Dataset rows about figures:

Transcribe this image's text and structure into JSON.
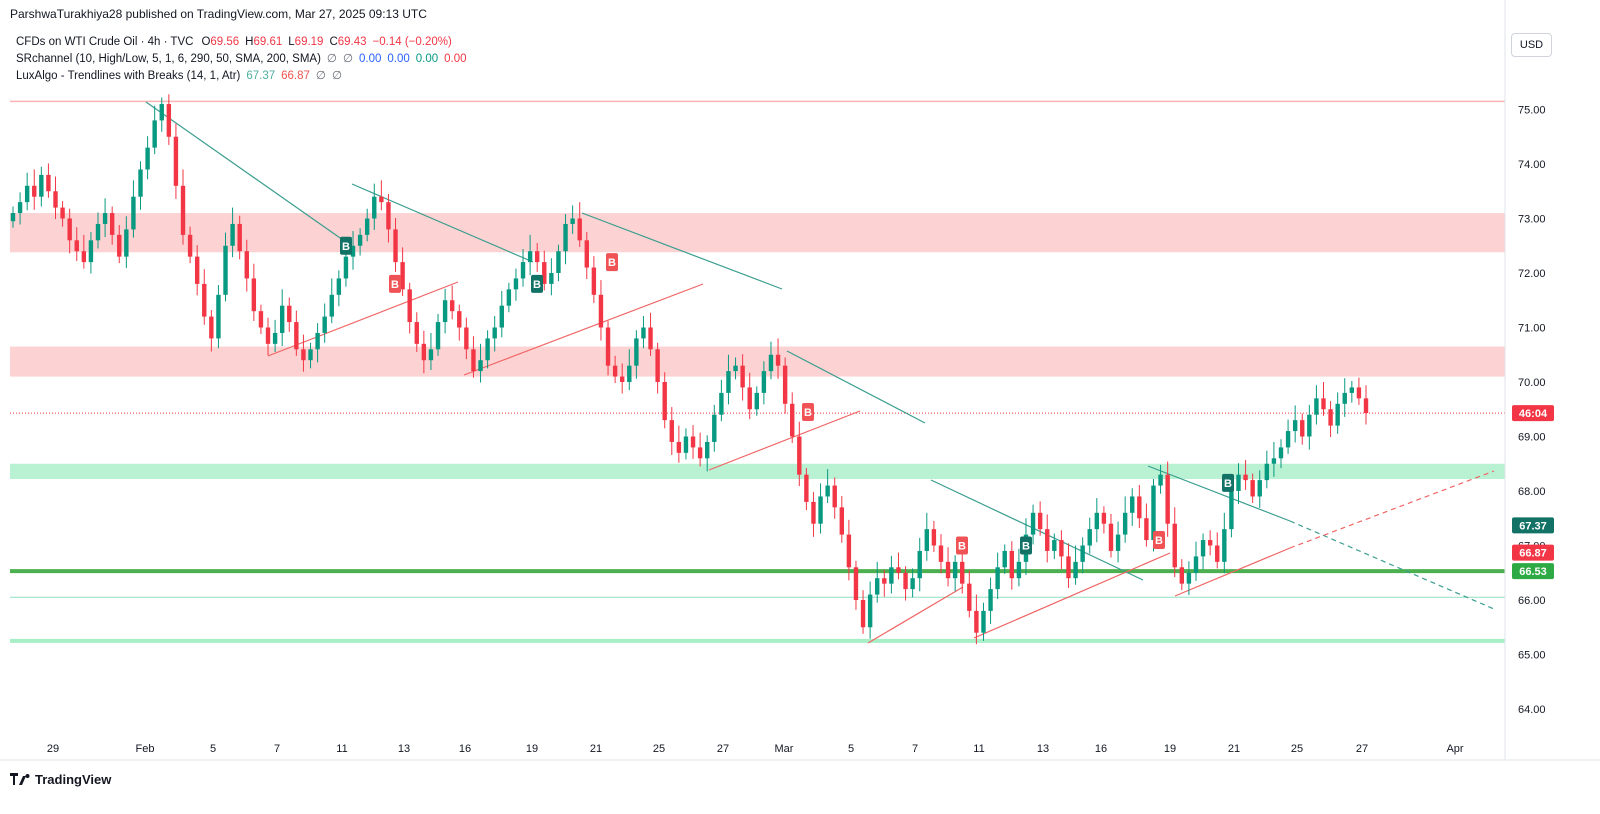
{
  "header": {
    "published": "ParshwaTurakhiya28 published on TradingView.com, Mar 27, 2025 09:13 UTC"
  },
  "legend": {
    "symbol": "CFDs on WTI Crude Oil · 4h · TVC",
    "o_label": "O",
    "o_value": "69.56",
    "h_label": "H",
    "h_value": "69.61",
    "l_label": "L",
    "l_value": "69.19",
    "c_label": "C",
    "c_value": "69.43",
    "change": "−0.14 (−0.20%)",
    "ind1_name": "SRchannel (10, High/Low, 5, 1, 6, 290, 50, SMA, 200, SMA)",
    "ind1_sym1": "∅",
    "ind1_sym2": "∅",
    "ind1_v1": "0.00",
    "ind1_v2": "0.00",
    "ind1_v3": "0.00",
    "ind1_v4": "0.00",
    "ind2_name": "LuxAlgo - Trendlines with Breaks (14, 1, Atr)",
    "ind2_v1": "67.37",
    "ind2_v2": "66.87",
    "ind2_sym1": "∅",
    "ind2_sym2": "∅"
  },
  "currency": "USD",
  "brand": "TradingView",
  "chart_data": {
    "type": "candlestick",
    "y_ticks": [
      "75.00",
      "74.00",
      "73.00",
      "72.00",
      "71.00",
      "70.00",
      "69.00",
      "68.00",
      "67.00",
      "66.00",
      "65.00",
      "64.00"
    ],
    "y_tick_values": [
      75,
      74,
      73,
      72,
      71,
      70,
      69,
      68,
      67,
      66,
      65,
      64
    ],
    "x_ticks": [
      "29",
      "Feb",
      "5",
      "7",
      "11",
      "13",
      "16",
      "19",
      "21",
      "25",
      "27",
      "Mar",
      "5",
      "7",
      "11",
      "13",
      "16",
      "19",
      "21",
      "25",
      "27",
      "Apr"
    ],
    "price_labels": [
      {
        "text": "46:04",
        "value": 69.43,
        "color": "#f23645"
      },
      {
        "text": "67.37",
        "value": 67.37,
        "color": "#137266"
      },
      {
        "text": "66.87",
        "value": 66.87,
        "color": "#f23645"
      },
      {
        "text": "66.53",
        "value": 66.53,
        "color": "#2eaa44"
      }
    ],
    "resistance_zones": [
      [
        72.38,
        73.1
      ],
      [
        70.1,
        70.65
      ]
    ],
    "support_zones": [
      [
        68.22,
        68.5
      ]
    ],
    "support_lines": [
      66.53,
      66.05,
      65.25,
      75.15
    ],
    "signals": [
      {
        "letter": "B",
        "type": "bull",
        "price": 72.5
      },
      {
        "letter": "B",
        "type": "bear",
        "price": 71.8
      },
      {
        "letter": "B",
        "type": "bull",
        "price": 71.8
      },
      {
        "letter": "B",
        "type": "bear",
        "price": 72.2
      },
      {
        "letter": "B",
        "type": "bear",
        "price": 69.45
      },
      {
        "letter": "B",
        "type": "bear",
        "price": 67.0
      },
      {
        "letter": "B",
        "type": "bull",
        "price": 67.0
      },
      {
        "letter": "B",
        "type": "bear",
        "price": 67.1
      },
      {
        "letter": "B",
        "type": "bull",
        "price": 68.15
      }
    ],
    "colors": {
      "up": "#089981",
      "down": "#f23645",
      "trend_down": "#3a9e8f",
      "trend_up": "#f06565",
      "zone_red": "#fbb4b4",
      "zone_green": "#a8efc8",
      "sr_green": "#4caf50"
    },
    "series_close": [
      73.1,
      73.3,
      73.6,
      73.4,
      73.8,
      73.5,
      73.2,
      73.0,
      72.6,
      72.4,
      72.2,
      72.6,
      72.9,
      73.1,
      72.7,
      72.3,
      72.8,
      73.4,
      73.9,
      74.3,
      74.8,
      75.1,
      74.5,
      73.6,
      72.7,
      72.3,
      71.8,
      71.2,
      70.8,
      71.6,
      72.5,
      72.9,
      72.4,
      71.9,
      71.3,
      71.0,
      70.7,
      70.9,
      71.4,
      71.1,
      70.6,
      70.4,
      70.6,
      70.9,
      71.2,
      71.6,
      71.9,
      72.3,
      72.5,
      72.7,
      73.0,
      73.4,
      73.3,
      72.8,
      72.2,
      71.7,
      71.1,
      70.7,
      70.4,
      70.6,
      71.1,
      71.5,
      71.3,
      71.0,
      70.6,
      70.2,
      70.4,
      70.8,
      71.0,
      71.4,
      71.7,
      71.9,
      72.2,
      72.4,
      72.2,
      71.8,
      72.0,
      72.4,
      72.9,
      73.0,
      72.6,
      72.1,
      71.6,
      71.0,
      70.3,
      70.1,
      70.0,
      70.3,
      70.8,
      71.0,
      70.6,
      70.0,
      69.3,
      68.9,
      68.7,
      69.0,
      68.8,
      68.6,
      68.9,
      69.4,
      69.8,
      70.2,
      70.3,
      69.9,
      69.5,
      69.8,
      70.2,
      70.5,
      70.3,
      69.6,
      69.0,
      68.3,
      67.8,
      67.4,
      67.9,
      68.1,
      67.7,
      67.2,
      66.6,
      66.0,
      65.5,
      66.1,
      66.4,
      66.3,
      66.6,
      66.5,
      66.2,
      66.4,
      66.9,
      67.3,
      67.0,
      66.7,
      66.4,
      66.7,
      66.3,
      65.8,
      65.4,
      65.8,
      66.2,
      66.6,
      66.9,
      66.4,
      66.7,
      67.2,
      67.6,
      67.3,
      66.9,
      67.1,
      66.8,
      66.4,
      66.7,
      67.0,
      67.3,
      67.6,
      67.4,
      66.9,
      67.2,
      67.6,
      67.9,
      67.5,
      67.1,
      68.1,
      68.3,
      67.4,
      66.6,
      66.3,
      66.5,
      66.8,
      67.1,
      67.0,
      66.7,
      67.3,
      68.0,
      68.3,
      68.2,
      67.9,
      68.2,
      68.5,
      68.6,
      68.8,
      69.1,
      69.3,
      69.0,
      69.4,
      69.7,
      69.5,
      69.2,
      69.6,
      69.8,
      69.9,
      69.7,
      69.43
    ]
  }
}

---

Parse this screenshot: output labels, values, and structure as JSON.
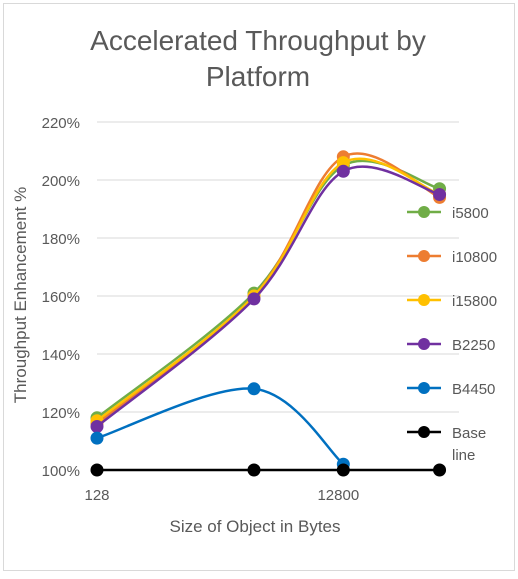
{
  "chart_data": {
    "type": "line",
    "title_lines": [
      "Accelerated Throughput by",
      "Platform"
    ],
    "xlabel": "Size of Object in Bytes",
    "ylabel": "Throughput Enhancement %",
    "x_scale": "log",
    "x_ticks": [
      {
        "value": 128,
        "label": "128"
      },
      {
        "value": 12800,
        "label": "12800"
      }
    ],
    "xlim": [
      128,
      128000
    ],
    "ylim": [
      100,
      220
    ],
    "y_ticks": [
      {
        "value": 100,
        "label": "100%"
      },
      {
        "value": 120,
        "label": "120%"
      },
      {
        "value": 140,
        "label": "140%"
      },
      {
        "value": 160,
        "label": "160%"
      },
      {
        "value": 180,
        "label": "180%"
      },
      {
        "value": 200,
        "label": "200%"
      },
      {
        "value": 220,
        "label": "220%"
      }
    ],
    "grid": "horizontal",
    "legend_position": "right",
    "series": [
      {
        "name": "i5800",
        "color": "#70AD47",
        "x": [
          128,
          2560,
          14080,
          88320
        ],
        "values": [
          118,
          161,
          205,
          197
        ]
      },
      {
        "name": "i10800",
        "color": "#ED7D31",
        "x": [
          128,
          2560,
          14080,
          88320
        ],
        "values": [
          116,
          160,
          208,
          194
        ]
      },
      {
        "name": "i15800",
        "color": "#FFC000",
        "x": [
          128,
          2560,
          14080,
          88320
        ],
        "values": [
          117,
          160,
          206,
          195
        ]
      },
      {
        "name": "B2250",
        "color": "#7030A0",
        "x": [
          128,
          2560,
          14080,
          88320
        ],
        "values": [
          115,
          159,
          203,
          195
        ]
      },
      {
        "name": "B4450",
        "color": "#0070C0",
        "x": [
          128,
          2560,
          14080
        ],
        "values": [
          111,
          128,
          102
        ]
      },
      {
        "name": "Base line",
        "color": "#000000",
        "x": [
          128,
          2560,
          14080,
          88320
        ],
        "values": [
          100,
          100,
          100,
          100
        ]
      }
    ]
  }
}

:: SHORT PROBLEM ::
Copy every line of the listing containing the string "Throughput".

:: ANSWER TO THIS PROBLEM ::
      "Accelerated Throughput by",
    "ylabel": "Throughput Enhancement %",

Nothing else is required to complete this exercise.